[start RECORDS FOR THE EXERCISE]

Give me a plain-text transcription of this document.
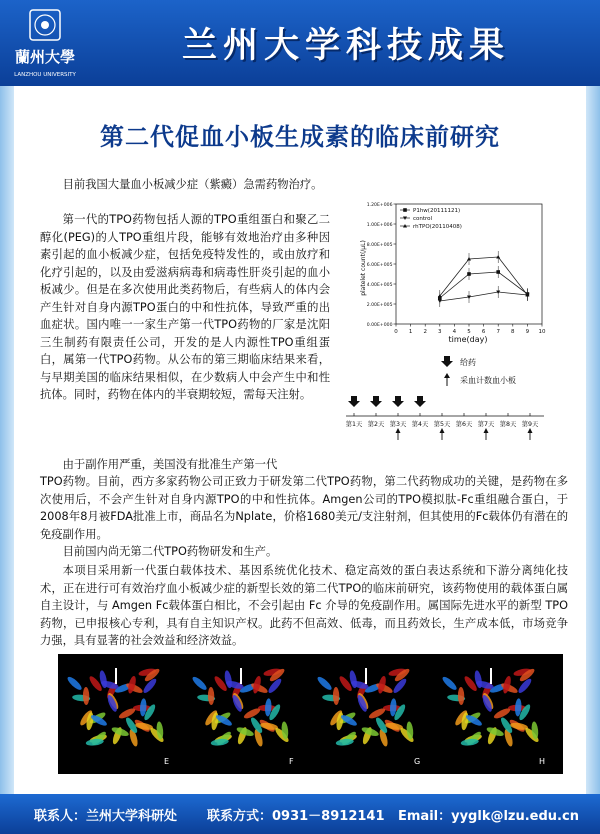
蘭州大學
LANZHOU UNIVERSITY
兰州大学科技成果
第二代促血小板生成素的临床前研究

目前我国大量血小板减少症（紫癜）急需药物治疗。

第一代的TPO药物包括人源的TPO重组蛋白和聚乙二醇化(PEG)的人TPO重组片段，能够有效地治疗由多种因素引起的血小板减少症，包括免疫特发性的，或由放疗和化疗引起的，以及由爱滋病病毒和病毒性肝炎引起的血小板减少。但是在多次使用此类药物后，有些病人的体内会产生针对自身内源TPO蛋白的中和性抗体，导致严重的出血症状。国内唯一一家生产第一代TPO药物的厂家是沈阳三生制药有限责任公司，开发的是人内源性TPO重组蛋白，属第一代TPO药物。从公布的第三期临床结果来看，与早期美国的临床结果相似，在少数病人中会产生中和性抗体。同时，药物在体内的半衰期较短，需每天注射。

由于副作用严重，美国没有批准生产第一代

TPO药物。目前，西方多家药物公司正致力于研发第二代TPO药物，第二代药物成功的关键，是药物在多次使用后，不会产生针对自身内源TPO的中和性抗体。Amgen公司的TPO模拟肽-Fc重组融合蛋白，于2008年8月被FDA批准上市，商品名为Nplate，价格1680美元/支注射剂，但其使用的Fc载体仍有潜在的免疫副作用。

目前国内尚无第二代TPO药物研发和生产。

本项目采用新一代蛋白载体技术、基因系统优化技术、稳定高效的蛋白表达系统和下游分离纯化技术，正在进行可有效治疗血小板减少症的新型长效的第二代TPO的临床前研究，该药物使用的载体蛋白属自主设计，与 Amgen Fc载体蛋白相比，不会引起由 Fc 介导的免疫副作用。属国际先进水平的新型 TPO 药物，已申报核心专利，具有自主知识产权。此药不但高效、低毒，而且药效长，生产成本低，市场竞争力强，具有显著的社会效益和经济效益。

0 1 2 3 4 5 6 7 8 9 10
0.00E+000
2.00E+005
4.00E+005
6.00E+005
8.00E+005
1.00E+006
1.20E+006
P1hw(20111121)
control
rhTPO(20110408)
time(day)
platelet count(/μL)
给药
采血计数血小板
第1天 第2天 第3天 第4天 第5天 第6天 第7天 第8天 第9天
E	F	G	H
联系人：兰州大学科研处 联系方式：0931－8912141 Email：yyglk@lzu.edu.cn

[end RECORDS FOR THE EXERCISE]

• WORK REQUIRED
All the records above need to be given again word for word. Skip the pictures.

• TASK ANSWER
Give me a plain-text transcription of this document.
蘭州大學
LANZHOU UNIVERSITY
兰州大学科技成果
第二代促血小板生成素的临床前研究

目前我国大量血小板减少症（紫癜）急需药物治疗。

第一代的TPO药物包括人源的TPO重组蛋白和聚乙二醇化(PEG)的人TPO重组片段，能够有效地治疗由多种因素引起的血小板减少症，包括免疫特发性的，或由放疗和化疗引起的，以及由爱滋病病毒和病毒性肝炎引起的血小板减少。但是在多次使用此类药物后，有些病人的体内会产生针对自身内源TPO蛋白的中和性抗体，导致严重的出血症状。国内唯一一家生产第一代TPO药物的厂家是沈阳三生制药有限责任公司，开发的是人内源性TPO重组蛋白，属第一代TPO药物。从公布的第三期临床结果来看，与早期美国的临床结果相似，在少数病人中会产生中和性抗体。同时，药物在体内的半衰期较短，需每天注射。

由于副作用严重，美国没有批准生产第一代

TPO药物。目前，西方多家药物公司正致力于研发第二代TPO药物，第二代药物成功的关键，是药物在多次使用后，不会产生针对自身内源TPO的中和性抗体。Amgen公司的TPO模拟肽-Fc重组融合蛋白，于2008年8月被FDA批准上市，商品名为Nplate，价格1680美元/支注射剂，但其使用的Fc载体仍有潜在的免疫副作用。

目前国内尚无第二代TPO药物研发和生产。

本项目采用新一代蛋白载体技术、基因系统优化技术、稳定高效的蛋白表达系统和下游分离纯化技术，正在进行可有效治疗血小板减少症的新型长效的第二代TPO的临床前研究，该药物使用的载体蛋白属自主设计，与 Amgen Fc载体蛋白相比，不会引起由 Fc 介导的免疫副作用。属国际先进水平的新型 TPO 药物，已申报核心专利，具有自主知识产权。此药不但高效、低毒，而且药效长，生产成本低，市场竞争力强，具有显著的社会效益和经济效益。

0 1 2 3 4 5 6 7 8 9 10
0.00E+000
2.00E+005
4.00E+005
6.00E+005
8.00E+005
1.00E+006
1.20E+006
P1hw(20111121)
control
rhTPO(20110408)
time(day)
platelet count(/μL)
给药
采血计数血小板
第1天 第2天 第3天 第4天 第5天 第6天 第7天 第8天 第9天
E	F	G	H
联系人：兰州大学科研处 联系方式：0931－8912141 Email：yyglk@lzu.edu.cn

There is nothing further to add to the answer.